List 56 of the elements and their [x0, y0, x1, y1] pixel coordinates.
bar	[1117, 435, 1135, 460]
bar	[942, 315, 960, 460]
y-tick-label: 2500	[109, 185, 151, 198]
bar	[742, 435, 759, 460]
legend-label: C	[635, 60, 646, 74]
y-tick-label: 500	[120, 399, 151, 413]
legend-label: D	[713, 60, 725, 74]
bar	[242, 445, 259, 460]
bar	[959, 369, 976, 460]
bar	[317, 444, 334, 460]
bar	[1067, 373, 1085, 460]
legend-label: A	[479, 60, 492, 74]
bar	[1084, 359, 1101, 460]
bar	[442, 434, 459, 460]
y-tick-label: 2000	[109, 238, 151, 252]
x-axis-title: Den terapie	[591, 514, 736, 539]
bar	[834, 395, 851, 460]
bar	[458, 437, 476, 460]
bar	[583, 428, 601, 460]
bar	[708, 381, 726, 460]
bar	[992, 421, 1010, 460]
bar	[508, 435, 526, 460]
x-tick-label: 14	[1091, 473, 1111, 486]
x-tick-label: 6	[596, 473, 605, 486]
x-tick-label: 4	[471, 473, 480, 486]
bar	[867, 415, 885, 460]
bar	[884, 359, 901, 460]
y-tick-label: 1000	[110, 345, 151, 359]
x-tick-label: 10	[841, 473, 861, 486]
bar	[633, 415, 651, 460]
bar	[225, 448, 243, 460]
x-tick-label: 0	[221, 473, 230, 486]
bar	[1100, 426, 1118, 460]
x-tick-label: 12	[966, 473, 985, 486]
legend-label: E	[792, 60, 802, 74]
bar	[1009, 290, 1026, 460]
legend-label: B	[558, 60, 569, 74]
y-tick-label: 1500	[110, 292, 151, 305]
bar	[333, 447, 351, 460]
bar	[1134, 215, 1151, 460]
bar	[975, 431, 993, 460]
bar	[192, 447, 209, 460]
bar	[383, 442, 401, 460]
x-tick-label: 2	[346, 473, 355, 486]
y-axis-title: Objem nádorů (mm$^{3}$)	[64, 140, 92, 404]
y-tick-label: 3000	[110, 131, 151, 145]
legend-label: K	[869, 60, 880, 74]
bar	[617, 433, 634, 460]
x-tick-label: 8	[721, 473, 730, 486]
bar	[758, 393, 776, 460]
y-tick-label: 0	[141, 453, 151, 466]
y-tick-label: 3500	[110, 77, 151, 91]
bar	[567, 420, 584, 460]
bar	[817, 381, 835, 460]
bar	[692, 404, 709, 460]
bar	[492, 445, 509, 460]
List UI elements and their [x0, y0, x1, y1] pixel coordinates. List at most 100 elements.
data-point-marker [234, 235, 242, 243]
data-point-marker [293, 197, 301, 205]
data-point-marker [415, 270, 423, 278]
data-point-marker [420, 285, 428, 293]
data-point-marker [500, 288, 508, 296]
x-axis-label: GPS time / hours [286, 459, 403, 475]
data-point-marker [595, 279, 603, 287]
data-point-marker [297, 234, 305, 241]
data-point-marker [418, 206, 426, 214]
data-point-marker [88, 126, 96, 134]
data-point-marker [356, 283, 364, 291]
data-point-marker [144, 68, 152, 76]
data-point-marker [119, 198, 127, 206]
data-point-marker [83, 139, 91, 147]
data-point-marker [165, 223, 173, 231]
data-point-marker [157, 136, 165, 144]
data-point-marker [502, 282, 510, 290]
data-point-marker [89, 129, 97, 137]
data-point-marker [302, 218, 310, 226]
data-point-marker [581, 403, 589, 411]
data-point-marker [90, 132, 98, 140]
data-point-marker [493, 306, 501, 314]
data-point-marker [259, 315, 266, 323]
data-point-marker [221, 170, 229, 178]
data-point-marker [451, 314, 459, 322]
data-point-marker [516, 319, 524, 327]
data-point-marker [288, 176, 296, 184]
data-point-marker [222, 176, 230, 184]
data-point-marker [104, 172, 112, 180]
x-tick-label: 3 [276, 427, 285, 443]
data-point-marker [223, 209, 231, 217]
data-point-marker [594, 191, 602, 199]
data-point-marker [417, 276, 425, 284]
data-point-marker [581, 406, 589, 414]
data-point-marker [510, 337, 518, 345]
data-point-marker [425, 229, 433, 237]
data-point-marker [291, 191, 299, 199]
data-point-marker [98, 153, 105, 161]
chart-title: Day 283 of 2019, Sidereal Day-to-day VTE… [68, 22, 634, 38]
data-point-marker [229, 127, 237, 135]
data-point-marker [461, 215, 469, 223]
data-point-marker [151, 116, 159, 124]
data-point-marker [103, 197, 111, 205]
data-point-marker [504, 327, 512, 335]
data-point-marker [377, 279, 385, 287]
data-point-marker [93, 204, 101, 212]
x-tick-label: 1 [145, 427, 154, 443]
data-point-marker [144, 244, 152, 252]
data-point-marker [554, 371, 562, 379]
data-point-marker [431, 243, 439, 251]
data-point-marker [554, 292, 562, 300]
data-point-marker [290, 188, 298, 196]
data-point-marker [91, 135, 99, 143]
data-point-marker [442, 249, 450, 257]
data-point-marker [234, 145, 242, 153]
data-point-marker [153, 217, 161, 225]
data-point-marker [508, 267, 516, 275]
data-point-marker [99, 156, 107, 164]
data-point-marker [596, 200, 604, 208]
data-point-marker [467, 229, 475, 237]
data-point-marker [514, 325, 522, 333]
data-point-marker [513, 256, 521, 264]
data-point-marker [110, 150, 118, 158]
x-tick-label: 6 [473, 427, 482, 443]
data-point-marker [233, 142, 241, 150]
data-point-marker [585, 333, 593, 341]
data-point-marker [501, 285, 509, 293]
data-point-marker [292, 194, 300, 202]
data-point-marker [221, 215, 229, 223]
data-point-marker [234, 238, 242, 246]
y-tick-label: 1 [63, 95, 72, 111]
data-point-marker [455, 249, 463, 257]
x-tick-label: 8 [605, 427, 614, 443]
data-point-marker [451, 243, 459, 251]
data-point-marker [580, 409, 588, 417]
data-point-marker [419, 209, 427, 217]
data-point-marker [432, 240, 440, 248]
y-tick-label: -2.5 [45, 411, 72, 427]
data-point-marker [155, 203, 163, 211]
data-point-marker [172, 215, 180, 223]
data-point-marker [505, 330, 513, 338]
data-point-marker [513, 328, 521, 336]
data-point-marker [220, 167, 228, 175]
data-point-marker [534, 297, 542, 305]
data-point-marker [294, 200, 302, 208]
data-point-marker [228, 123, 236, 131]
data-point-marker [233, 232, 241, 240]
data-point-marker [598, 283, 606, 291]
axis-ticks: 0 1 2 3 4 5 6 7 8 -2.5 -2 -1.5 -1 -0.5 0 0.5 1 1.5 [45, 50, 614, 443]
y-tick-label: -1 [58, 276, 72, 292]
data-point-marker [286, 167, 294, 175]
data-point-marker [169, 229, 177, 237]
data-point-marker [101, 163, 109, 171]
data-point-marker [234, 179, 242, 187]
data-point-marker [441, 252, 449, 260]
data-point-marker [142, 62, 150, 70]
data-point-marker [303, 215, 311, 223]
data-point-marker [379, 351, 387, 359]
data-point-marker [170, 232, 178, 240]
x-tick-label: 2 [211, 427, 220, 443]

|---|

Directions
Reproduce the records above verbatim, from their first line up to and including the line with "60, 569, 74]".

Output for this exercise
List 56 of the elements and their [x0, y0, x1, y1] pixel coordinates.
bar	[1117, 435, 1135, 460]
bar	[942, 315, 960, 460]
y-tick-label: 2500	[109, 185, 151, 198]
bar	[742, 435, 759, 460]
legend-label: C	[635, 60, 646, 74]
y-tick-label: 500	[120, 399, 151, 413]
legend-label: D	[713, 60, 725, 74]
bar	[242, 445, 259, 460]
bar	[959, 369, 976, 460]
bar	[317, 444, 334, 460]
bar	[1067, 373, 1085, 460]
legend-label: A	[479, 60, 492, 74]
bar	[1084, 359, 1101, 460]
bar	[442, 434, 459, 460]
y-tick-label: 2000	[109, 238, 151, 252]
x-axis-title: Den terapie	[591, 514, 736, 539]
bar	[834, 395, 851, 460]
bar	[458, 437, 476, 460]
bar	[583, 428, 601, 460]
bar	[708, 381, 726, 460]
bar	[992, 421, 1010, 460]
bar	[508, 435, 526, 460]
x-tick-label: 14	[1091, 473, 1111, 486]
x-tick-label: 6	[596, 473, 605, 486]
x-tick-label: 4	[471, 473, 480, 486]
bar	[867, 415, 885, 460]
bar	[884, 359, 901, 460]
y-tick-label: 1000	[110, 345, 151, 359]
x-tick-label: 10	[841, 473, 861, 486]
bar	[633, 415, 651, 460]
bar	[225, 448, 243, 460]
x-tick-label: 0	[221, 473, 230, 486]
bar	[1100, 426, 1118, 460]
x-tick-label: 12	[966, 473, 985, 486]
legend-label: E	[792, 60, 802, 74]
bar	[1009, 290, 1026, 460]
legend-label: B	[558, 60, 569, 74]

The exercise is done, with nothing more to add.